Reproduce every entry exactly and leave its pictures out.

▸ MATERIAL SUPPLIED:
^^^^
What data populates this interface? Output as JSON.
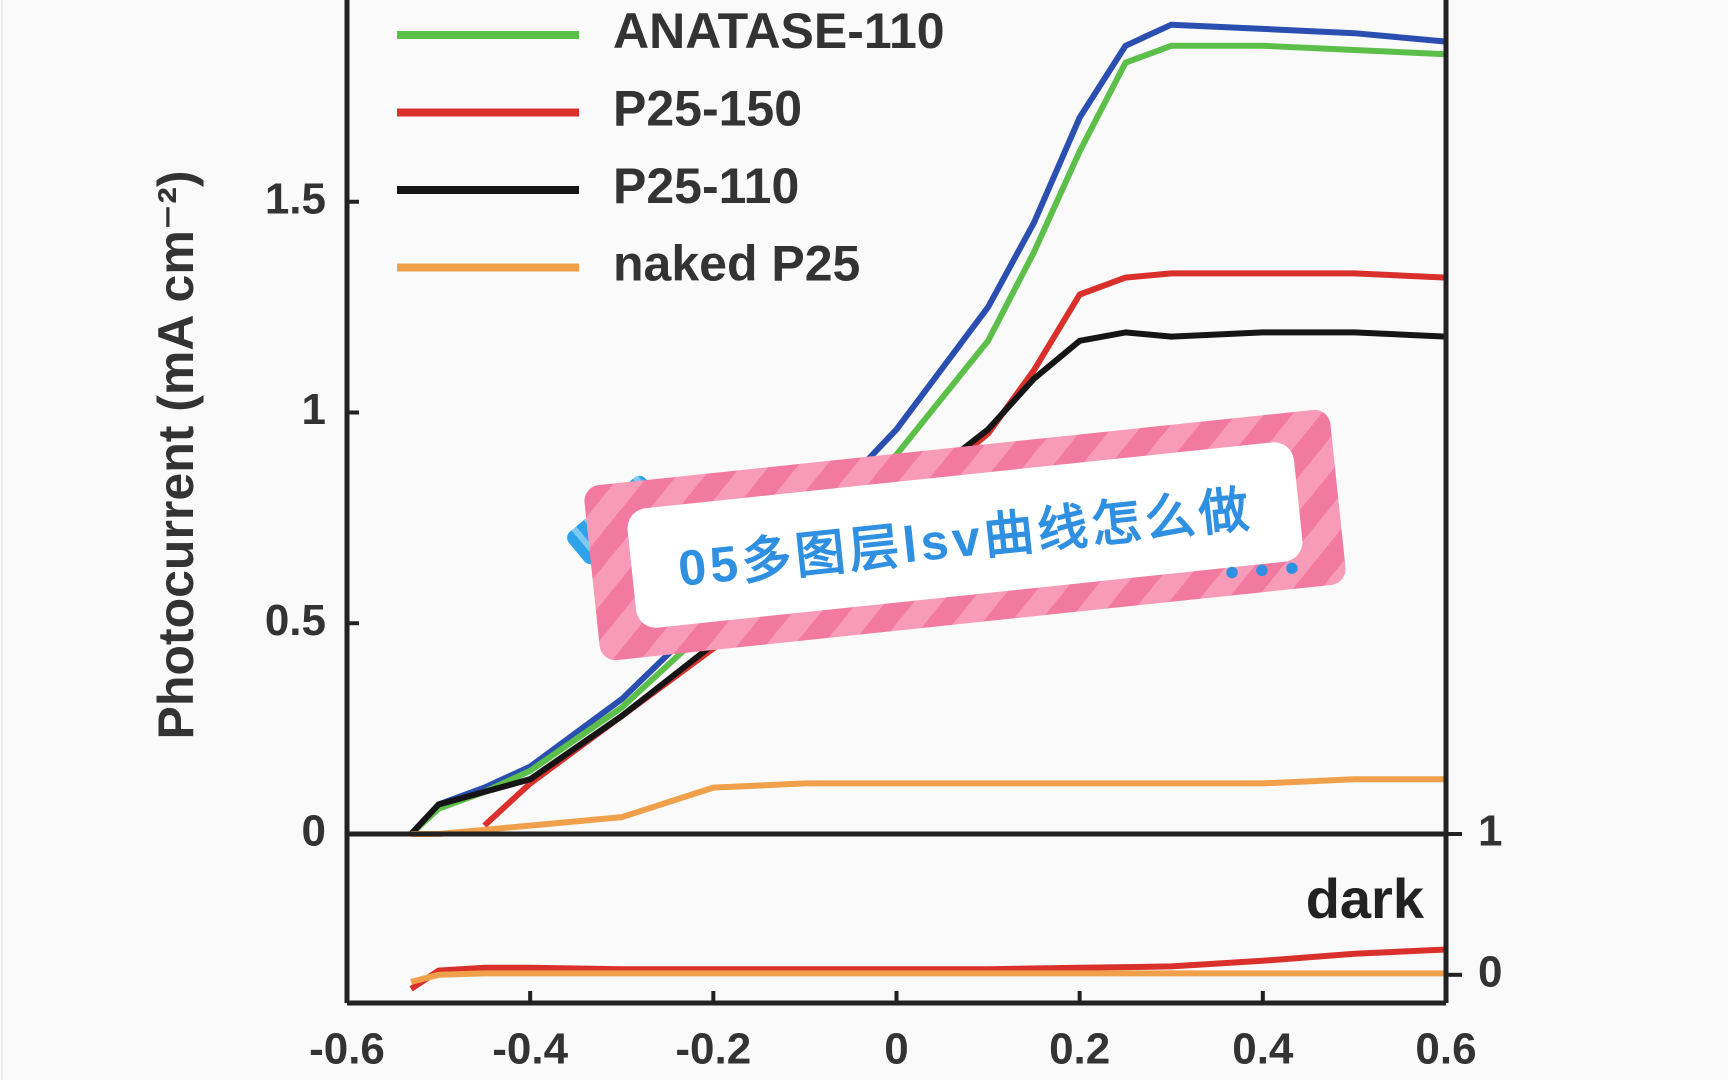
{
  "chart_data": [
    {
      "type": "line",
      "y_label": "Photocurrent (mA cm⁻²)",
      "x": [
        -0.53,
        -0.5,
        -0.45,
        -0.4,
        -0.3,
        -0.2,
        -0.1,
        0,
        0.1,
        0.15,
        0.2,
        0.25,
        0.3,
        0.4,
        0.5,
        0.6
      ],
      "series": [
        {
          "color": "#2b4fb0",
          "values": [
            0,
            0.07,
            0.11,
            0.16,
            0.32,
            0.53,
            0.73,
            0.96,
            1.25,
            1.45,
            1.7,
            1.87,
            1.92,
            1.91,
            1.9,
            1.88
          ]
        },
        {
          "name": "ANATASE-110",
          "color": "#5cbf4a",
          "values": [
            0,
            0.06,
            0.1,
            0.15,
            0.3,
            0.5,
            0.69,
            0.9,
            1.17,
            1.38,
            1.62,
            1.83,
            1.87,
            1.87,
            1.86,
            1.85
          ]
        },
        {
          "name": "P25-150",
          "color": "#d9302c",
          "values": [
            null,
            null,
            0.02,
            0.12,
            0.28,
            0.44,
            0.6,
            0.77,
            0.95,
            1.1,
            1.28,
            1.32,
            1.33,
            1.33,
            1.33,
            1.32
          ]
        },
        {
          "name": "P25-110",
          "color": "#151515",
          "values": [
            0,
            0.07,
            0.1,
            0.13,
            0.28,
            0.45,
            0.62,
            0.79,
            0.96,
            1.08,
            1.17,
            1.19,
            1.18,
            1.19,
            1.19,
            1.18
          ]
        },
        {
          "name": "naked P25",
          "color": "#f0a04b",
          "values": [
            0,
            0,
            0.01,
            0.02,
            0.04,
            0.11,
            0.12,
            0.12,
            0.12,
            0.12,
            0.12,
            0.12,
            0.12,
            0.12,
            0.13,
            0.13
          ]
        }
      ],
      "xlim": [
        -0.6,
        0.6
      ],
      "ylim": [
        0,
        2
      ],
      "yticks": [
        0,
        0.5,
        1,
        1.5
      ]
    },
    {
      "type": "line",
      "annotation": "dark",
      "x": [
        -0.53,
        -0.5,
        -0.45,
        -0.4,
        -0.3,
        -0.2,
        -0.1,
        0,
        0.1,
        0.2,
        0.3,
        0.4,
        0.5,
        0.6
      ],
      "series": [
        {
          "color": "#d9302c",
          "values": [
            -0.1,
            0.03,
            0.05,
            0.05,
            0.04,
            0.04,
            0.04,
            0.04,
            0.04,
            0.05,
            0.06,
            0.1,
            0.15,
            0.18
          ]
        },
        {
          "color": "#f0a04b",
          "values": [
            -0.05,
            0,
            0.01,
            0.01,
            0.01,
            0.01,
            0.01,
            0.01,
            0.01,
            0.01,
            0.01,
            0.01,
            0.01,
            0.01
          ]
        }
      ],
      "xlim": [
        -0.6,
        0.6
      ],
      "xticks": [
        -0.6,
        -0.4,
        -0.2,
        0,
        0.2,
        0.4,
        0.6
      ],
      "y2lim": [
        -0.2,
        1
      ],
      "y2ticks": [
        0,
        1
      ]
    }
  ],
  "overlay_text": "05多图层lsv曲线怎么做"
}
^^^^
▸ TASK RESPONSE:
What data populates this interface? Output as JSON.
{
  "chart_data": [
    {
      "type": "line",
      "y_label": "Photocurrent (mA cm⁻²)",
      "x": [
        -0.53,
        -0.5,
        -0.45,
        -0.4,
        -0.3,
        -0.2,
        -0.1,
        0,
        0.1,
        0.15,
        0.2,
        0.25,
        0.3,
        0.4,
        0.5,
        0.6
      ],
      "series": [
        {
          "color": "#2b4fb0",
          "values": [
            0,
            0.07,
            0.11,
            0.16,
            0.32,
            0.53,
            0.73,
            0.96,
            1.25,
            1.45,
            1.7,
            1.87,
            1.92,
            1.91,
            1.9,
            1.88
          ]
        },
        {
          "name": "ANATASE-110",
          "color": "#5cbf4a",
          "values": [
            0,
            0.06,
            0.1,
            0.15,
            0.3,
            0.5,
            0.69,
            0.9,
            1.17,
            1.38,
            1.62,
            1.83,
            1.87,
            1.87,
            1.86,
            1.85
          ]
        },
        {
          "name": "P25-150",
          "color": "#d9302c",
          "values": [
            null,
            null,
            0.02,
            0.12,
            0.28,
            0.44,
            0.6,
            0.77,
            0.95,
            1.1,
            1.28,
            1.32,
            1.33,
            1.33,
            1.33,
            1.32
          ]
        },
        {
          "name": "P25-110",
          "color": "#151515",
          "values": [
            0,
            0.07,
            0.1,
            0.13,
            0.28,
            0.45,
            0.62,
            0.79,
            0.96,
            1.08,
            1.17,
            1.19,
            1.18,
            1.19,
            1.19,
            1.18
          ]
        },
        {
          "name": "naked P25",
          "color": "#f0a04b",
          "values": [
            0,
            0,
            0.01,
            0.02,
            0.04,
            0.11,
            0.12,
            0.12,
            0.12,
            0.12,
            0.12,
            0.12,
            0.12,
            0.12,
            0.13,
            0.13
          ]
        }
      ],
      "xlim": [
        -0.6,
        0.6
      ],
      "ylim": [
        0,
        2
      ],
      "yticks": [
        0,
        0.5,
        1,
        1.5
      ]
    },
    {
      "type": "line",
      "annotation": "dark",
      "x": [
        -0.53,
        -0.5,
        -0.45,
        -0.4,
        -0.3,
        -0.2,
        -0.1,
        0,
        0.1,
        0.2,
        0.3,
        0.4,
        0.5,
        0.6
      ],
      "series": [
        {
          "color": "#d9302c",
          "values": [
            -0.1,
            0.03,
            0.05,
            0.05,
            0.04,
            0.04,
            0.04,
            0.04,
            0.04,
            0.05,
            0.06,
            0.1,
            0.15,
            0.18
          ]
        },
        {
          "color": "#f0a04b",
          "values": [
            -0.05,
            0,
            0.01,
            0.01,
            0.01,
            0.01,
            0.01,
            0.01,
            0.01,
            0.01,
            0.01,
            0.01,
            0.01,
            0.01
          ]
        }
      ],
      "xlim": [
        -0.6,
        0.6
      ],
      "xticks": [
        -0.6,
        -0.4,
        -0.2,
        0,
        0.2,
        0.4,
        0.6
      ],
      "y2lim": [
        -0.2,
        1
      ],
      "y2ticks": [
        0,
        1
      ]
    }
  ],
  "overlay_text": "05多图层lsv曲线怎么做"
}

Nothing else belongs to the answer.